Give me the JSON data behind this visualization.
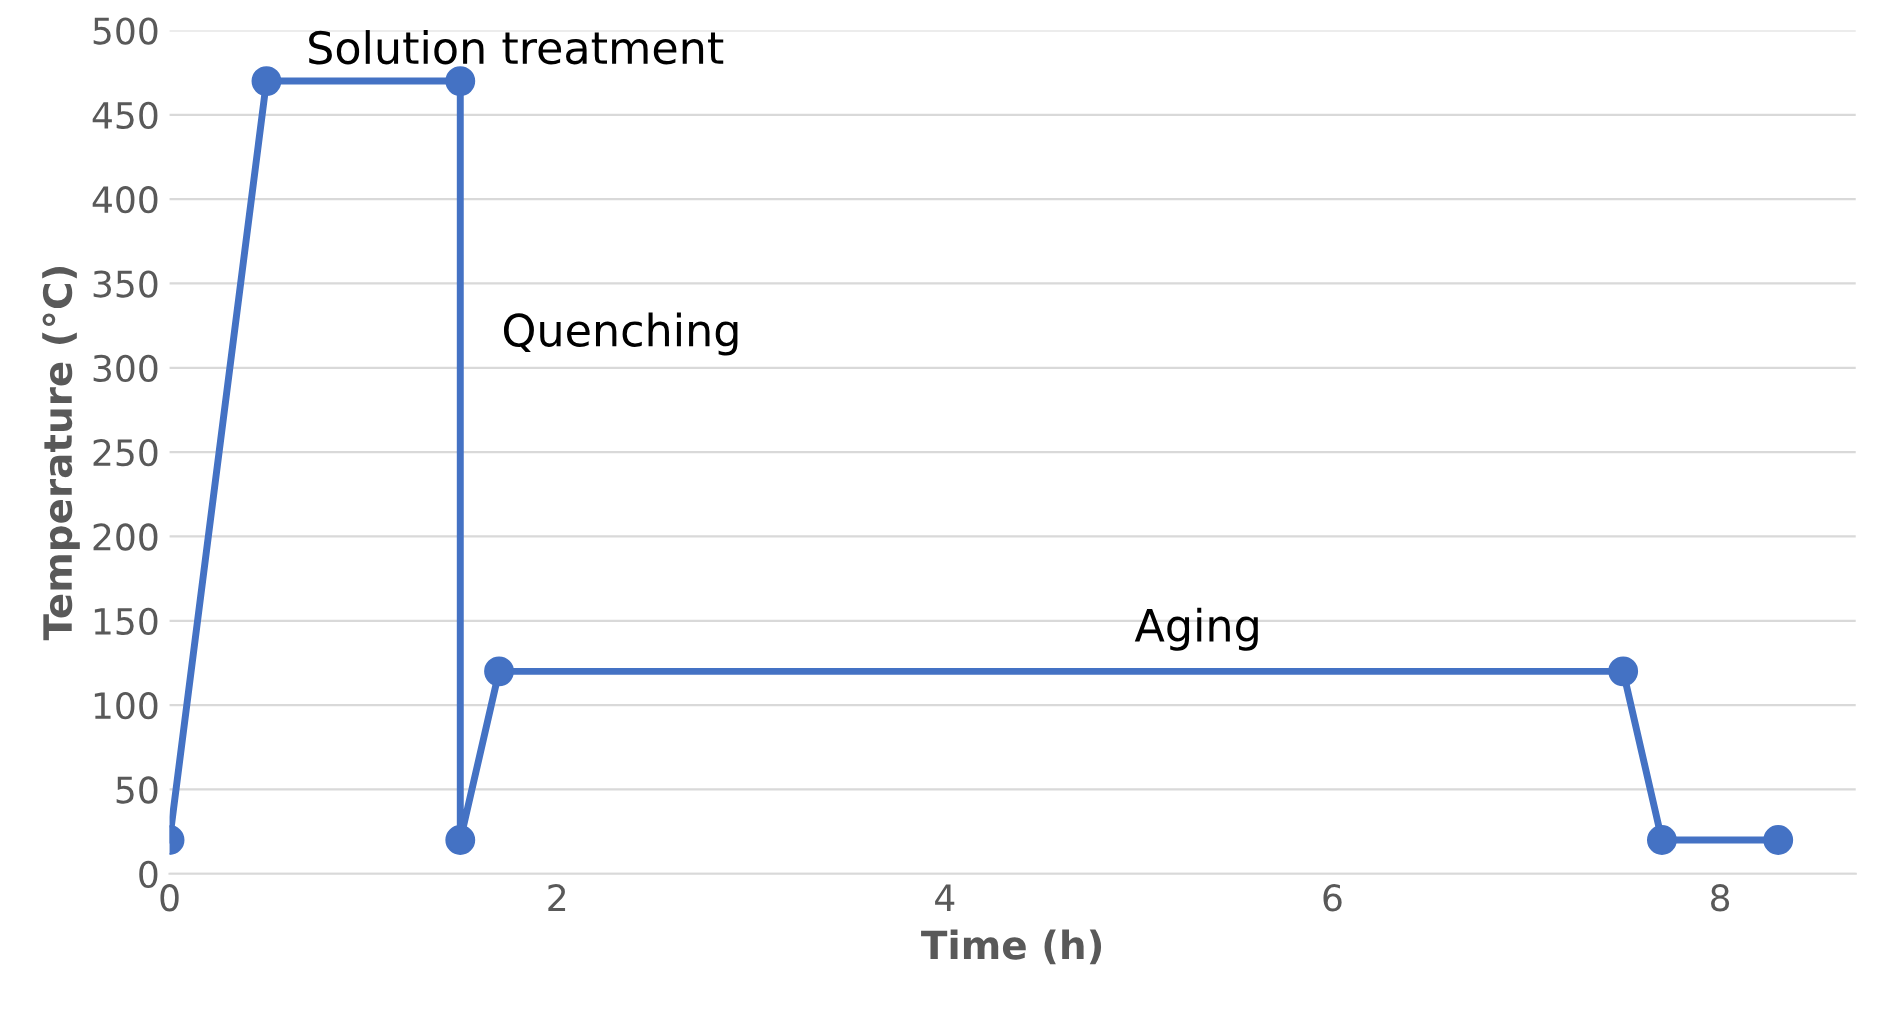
{
  "chart_data": {
    "type": "line",
    "xlabel": "Time (h)",
    "ylabel": "Temperature (°C)",
    "x": [
      0,
      0.5,
      1.5,
      1.5,
      1.7,
      7.5,
      7.7,
      8.3
    ],
    "series": [
      {
        "color": "#4472c4",
        "values": [
          20,
          470,
          470,
          20,
          120,
          120,
          20,
          20
        ]
      }
    ],
    "xlim": [
      0,
      8.7
    ],
    "xticks": [
      0,
      2,
      4,
      6,
      8
    ],
    "ylim": [
      0,
      500
    ],
    "yticks": [
      0,
      50,
      100,
      150,
      200,
      250,
      300,
      350,
      400,
      450,
      500
    ],
    "grid": "y",
    "marker": "circle",
    "line_style": "solid",
    "legend": false,
    "annotations": [
      "Solution treatment",
      "Quenching",
      "Aging"
    ]
  }
}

================================

- _GIVEN REQUEST_
Apart from the pictures, the entries above are to be repeated in full and exactly.

- _EXERCISE RESULT_
Give me the JSON data behind this visualization.
{
  "chart_data": {
    "type": "line",
    "xlabel": "Time (h)",
    "ylabel": "Temperature (°C)",
    "x": [
      0,
      0.5,
      1.5,
      1.5,
      1.7,
      7.5,
      7.7,
      8.3
    ],
    "series": [
      {
        "color": "#4472c4",
        "values": [
          20,
          470,
          470,
          20,
          120,
          120,
          20,
          20
        ]
      }
    ],
    "xlim": [
      0,
      8.7
    ],
    "xticks": [
      0,
      2,
      4,
      6,
      8
    ],
    "ylim": [
      0,
      500
    ],
    "yticks": [
      0,
      50,
      100,
      150,
      200,
      250,
      300,
      350,
      400,
      450,
      500
    ],
    "grid": "y",
    "marker": "circle",
    "line_style": "solid",
    "legend": false,
    "annotations": [
      "Solution treatment",
      "Quenching",
      "Aging"
    ]
  }
}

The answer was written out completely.